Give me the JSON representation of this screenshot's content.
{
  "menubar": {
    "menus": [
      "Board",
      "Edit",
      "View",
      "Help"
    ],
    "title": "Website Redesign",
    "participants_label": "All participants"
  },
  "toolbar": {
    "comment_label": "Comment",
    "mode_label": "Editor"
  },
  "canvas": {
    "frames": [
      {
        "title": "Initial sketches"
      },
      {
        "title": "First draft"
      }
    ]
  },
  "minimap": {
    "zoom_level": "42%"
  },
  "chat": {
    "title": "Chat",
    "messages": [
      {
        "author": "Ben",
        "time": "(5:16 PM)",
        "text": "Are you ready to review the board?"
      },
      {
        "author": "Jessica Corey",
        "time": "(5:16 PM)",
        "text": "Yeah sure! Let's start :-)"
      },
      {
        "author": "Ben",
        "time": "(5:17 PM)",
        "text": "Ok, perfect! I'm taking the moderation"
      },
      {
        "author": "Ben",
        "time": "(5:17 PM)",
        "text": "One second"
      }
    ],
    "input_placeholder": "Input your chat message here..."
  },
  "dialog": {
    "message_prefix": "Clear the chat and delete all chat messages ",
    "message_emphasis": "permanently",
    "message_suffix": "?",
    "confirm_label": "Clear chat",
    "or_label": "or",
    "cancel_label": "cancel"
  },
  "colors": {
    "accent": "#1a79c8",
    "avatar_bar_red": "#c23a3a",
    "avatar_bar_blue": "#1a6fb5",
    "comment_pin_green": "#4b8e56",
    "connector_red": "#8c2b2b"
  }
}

### INSTRUCTION
Filter the records down to the lines that contain the string "Clear", and copy those lines.

### OUTPUT OF THE TASK
    "message_prefix": "Clear the chat and delete all chat messages ",
    "confirm_label": "Clear chat",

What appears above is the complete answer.